» Prompt
Restate all of the data exactly.

» Available records
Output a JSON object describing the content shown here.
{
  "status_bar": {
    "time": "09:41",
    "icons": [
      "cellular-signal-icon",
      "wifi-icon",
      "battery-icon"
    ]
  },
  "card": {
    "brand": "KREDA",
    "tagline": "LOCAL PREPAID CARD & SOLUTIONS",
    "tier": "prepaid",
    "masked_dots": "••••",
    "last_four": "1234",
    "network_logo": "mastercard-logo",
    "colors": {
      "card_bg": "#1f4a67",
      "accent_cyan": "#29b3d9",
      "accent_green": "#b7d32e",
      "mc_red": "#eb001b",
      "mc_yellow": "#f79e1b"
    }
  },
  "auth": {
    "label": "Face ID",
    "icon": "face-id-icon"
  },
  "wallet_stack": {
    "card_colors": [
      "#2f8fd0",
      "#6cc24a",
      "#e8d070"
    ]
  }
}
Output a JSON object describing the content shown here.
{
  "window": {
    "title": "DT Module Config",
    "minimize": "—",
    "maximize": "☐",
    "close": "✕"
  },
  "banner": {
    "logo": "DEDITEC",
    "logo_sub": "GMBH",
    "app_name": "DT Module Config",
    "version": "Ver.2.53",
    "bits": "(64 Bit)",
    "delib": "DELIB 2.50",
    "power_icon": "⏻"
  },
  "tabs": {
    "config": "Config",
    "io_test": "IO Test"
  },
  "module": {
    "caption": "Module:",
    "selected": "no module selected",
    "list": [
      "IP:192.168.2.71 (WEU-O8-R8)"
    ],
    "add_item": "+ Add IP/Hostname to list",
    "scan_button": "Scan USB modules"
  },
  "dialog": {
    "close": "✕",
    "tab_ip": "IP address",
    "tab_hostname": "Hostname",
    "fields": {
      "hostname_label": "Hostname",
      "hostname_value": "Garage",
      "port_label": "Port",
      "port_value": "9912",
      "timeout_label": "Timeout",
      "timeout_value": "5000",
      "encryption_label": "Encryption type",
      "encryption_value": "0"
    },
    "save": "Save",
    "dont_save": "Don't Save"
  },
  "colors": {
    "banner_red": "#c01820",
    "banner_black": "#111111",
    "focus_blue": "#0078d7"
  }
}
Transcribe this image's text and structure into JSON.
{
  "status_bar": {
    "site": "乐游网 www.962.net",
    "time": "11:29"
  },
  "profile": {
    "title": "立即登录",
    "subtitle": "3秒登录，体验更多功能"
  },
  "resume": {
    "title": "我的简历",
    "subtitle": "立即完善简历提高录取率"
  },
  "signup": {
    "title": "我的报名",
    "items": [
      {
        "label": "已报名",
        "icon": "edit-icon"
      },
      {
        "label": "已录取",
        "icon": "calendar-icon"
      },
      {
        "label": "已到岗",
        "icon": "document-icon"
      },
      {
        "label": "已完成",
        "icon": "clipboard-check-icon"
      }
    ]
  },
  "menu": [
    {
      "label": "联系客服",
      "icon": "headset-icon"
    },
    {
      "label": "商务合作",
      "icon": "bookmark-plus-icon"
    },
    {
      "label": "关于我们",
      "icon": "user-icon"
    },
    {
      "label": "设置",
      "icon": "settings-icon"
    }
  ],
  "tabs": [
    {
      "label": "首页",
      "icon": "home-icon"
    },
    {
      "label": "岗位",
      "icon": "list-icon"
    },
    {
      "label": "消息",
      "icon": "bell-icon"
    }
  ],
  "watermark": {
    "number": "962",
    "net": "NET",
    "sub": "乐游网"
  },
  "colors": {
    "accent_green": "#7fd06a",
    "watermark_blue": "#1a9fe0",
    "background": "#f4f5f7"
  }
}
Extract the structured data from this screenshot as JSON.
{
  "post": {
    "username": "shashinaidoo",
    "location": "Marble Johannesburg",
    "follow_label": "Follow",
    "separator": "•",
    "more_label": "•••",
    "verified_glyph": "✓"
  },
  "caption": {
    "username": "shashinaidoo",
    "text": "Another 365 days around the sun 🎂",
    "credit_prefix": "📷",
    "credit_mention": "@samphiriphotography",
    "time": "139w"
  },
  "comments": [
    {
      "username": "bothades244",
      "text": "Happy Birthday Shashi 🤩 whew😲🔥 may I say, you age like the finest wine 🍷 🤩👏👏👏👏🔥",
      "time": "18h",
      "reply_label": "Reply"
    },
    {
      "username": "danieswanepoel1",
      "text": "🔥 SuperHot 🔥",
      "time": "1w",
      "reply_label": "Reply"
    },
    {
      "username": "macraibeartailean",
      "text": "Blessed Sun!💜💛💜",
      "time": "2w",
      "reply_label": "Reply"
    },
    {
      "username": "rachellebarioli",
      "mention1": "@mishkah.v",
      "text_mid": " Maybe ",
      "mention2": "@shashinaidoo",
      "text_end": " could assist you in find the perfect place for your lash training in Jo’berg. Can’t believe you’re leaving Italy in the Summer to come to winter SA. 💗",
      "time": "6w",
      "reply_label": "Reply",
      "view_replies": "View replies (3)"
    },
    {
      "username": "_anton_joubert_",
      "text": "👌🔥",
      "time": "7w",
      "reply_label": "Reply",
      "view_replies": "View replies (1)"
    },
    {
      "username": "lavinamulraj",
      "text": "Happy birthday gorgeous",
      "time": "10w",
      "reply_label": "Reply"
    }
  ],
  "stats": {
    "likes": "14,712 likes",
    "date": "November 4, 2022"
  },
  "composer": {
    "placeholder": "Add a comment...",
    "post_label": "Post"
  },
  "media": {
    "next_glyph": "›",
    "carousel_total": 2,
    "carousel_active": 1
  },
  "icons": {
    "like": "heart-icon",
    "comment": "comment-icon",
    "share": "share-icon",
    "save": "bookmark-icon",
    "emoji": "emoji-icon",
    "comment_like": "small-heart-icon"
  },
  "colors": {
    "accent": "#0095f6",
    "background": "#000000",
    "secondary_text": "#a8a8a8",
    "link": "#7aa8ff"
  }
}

» Output of the exercise
Output a JSON object describing the content shown here.
{
  "status_bar": {
    "time": "09:41",
    "icons": [
      "cellular-signal-icon",
      "wifi-icon",
      "battery-icon"
    ]
  },
  "card": {
    "brand": "KREDA",
    "tagline": "LOCAL PREPAID CARD & SOLUTIONS",
    "tier": "prepaid",
    "masked_dots": "••••",
    "last_four": "1234",
    "network_logo": "mastercard-logo",
    "colors": {
      "card_bg": "#1f4a67",
      "accent_cyan": "#29b3d9",
      "accent_green": "#b7d32e",
      "mc_red": "#eb001b",
      "mc_yellow": "#f79e1b"
    }
  },
  "auth": {
    "label": "Face ID",
    "icon": "face-id-icon"
  },
  "wallet_stack": {
    "card_colors": [
      "#2f8fd0",
      "#6cc24a",
      "#e8d070"
    ]
  }
}
Output a JSON object describing the content shown here.
{
  "window": {
    "title": "DT Module Config",
    "minimize": "—",
    "maximize": "☐",
    "close": "✕"
  },
  "banner": {
    "logo": "DEDITEC",
    "logo_sub": "GMBH",
    "app_name": "DT Module Config",
    "version": "Ver.2.53",
    "bits": "(64 Bit)",
    "delib": "DELIB 2.50",
    "power_icon": "⏻"
  },
  "tabs": {
    "config": "Config",
    "io_test": "IO Test"
  },
  "module": {
    "caption": "Module:",
    "selected": "no module selected",
    "list": [
      "IP:192.168.2.71 (WEU-O8-R8)"
    ],
    "add_item": "+ Add IP/Hostname to list",
    "scan_button": "Scan USB modules"
  },
  "dialog": {
    "close": "✕",
    "tab_ip": "IP address",
    "tab_hostname": "Hostname",
    "fields": {
      "hostname_label": "Hostname",
      "hostname_value": "Garage",
      "port_label": "Port",
      "port_value": "9912",
      "timeout_label": "Timeout",
      "timeout_value": "5000",
      "encryption_label": "Encryption type",
      "encryption_value": "0"
    },
    "save": "Save",
    "dont_save": "Don't Save"
  },
  "colors": {
    "banner_red": "#c01820",
    "banner_black": "#111111",
    "focus_blue": "#0078d7"
  }
}
Transcribe this image's text and structure into JSON.
{
  "status_bar": {
    "site": "乐游网 www.962.net",
    "time": "11:29"
  },
  "profile": {
    "title": "立即登录",
    "subtitle": "3秒登录，体验更多功能"
  },
  "resume": {
    "title": "我的简历",
    "subtitle": "立即完善简历提高录取率"
  },
  "signup": {
    "title": "我的报名",
    "items": [
      {
        "label": "已报名",
        "icon": "edit-icon"
      },
      {
        "label": "已录取",
        "icon": "calendar-icon"
      },
      {
        "label": "已到岗",
        "icon": "document-icon"
      },
      {
        "label": "已完成",
        "icon": "clipboard-check-icon"
      }
    ]
  },
  "menu": [
    {
      "label": "联系客服",
      "icon": "headset-icon"
    },
    {
      "label": "商务合作",
      "icon": "bookmark-plus-icon"
    },
    {
      "label": "关于我们",
      "icon": "user-icon"
    },
    {
      "label": "设置",
      "icon": "settings-icon"
    }
  ],
  "tabs": [
    {
      "label": "首页",
      "icon": "home-icon"
    },
    {
      "label": "岗位",
      "icon": "list-icon"
    },
    {
      "label": "消息",
      "icon": "bell-icon"
    }
  ],
  "watermark": {
    "number": "962",
    "net": "NET",
    "sub": "乐游网"
  },
  "colors": {
    "accent_green": "#7fd06a",
    "watermark_blue": "#1a9fe0",
    "background": "#f4f5f7"
  }
}
Extract the structured data from this screenshot as JSON.
{
  "post": {
    "username": "shashinaidoo",
    "location": "Marble Johannesburg",
    "follow_label": "Follow",
    "separator": "•",
    "more_label": "•••",
    "verified_glyph": "✓"
  },
  "caption": {
    "username": "shashinaidoo",
    "text": "Another 365 days around the sun 🎂",
    "credit_prefix": "📷",
    "credit_mention": "@samphiriphotography",
    "time": "139w"
  },
  "comments": [
    {
      "username": "bothades244",
      "text": "Happy Birthday Shashi 🤩 whew😲🔥 may I say, you age like the finest wine 🍷 🤩👏👏👏👏🔥",
      "time": "18h",
      "reply_label": "Reply"
    },
    {
      "username": "danieswanepoel1",
      "text": "🔥 SuperHot 🔥",
      "time": "1w",
      "reply_label": "Reply"
    },
    {
      "username": "macraibeartailean",
      "text": "Blessed Sun!💜💛💜",
      "time": "2w",
      "reply_label": "Reply"
    },
    {
      "username": "rachellebarioli",
      "mention1": "@mishkah.v",
      "text_mid": " Maybe ",
      "mention2": "@shashinaidoo",
      "text_end": " could assist you in find the perfect place for your lash training in Jo’berg. Can’t believe you’re leaving Italy in the Summer to come to winter SA. 💗",
      "time": "6w",
      "reply_label": "Reply",
      "view_replies": "View replies (3)"
    },
    {
      "username": "_anton_joubert_",
      "text": "👌🔥",
      "time": "7w",
      "reply_label": "Reply",
      "view_replies": "View replies (1)"
    },
    {
      "username": "lavinamulraj",
      "text": "Happy birthday gorgeous",
      "time": "10w",
      "reply_label": "Reply"
    }
  ],
  "stats": {
    "likes": "14,712 likes",
    "date": "November 4, 2022"
  },
  "composer": {
    "placeholder": "Add a comment...",
    "post_label": "Post"
  },
  "media": {
    "next_glyph": "›",
    "carousel_total": 2,
    "carousel_active": 1
  },
  "icons": {
    "like": "heart-icon",
    "comment": "comment-icon",
    "share": "share-icon",
    "save": "bookmark-icon",
    "emoji": "emoji-icon",
    "comment_like": "small-heart-icon"
  },
  "colors": {
    "accent": "#0095f6",
    "background": "#000000",
    "secondary_text": "#a8a8a8",
    "link": "#7aa8ff"
  }
}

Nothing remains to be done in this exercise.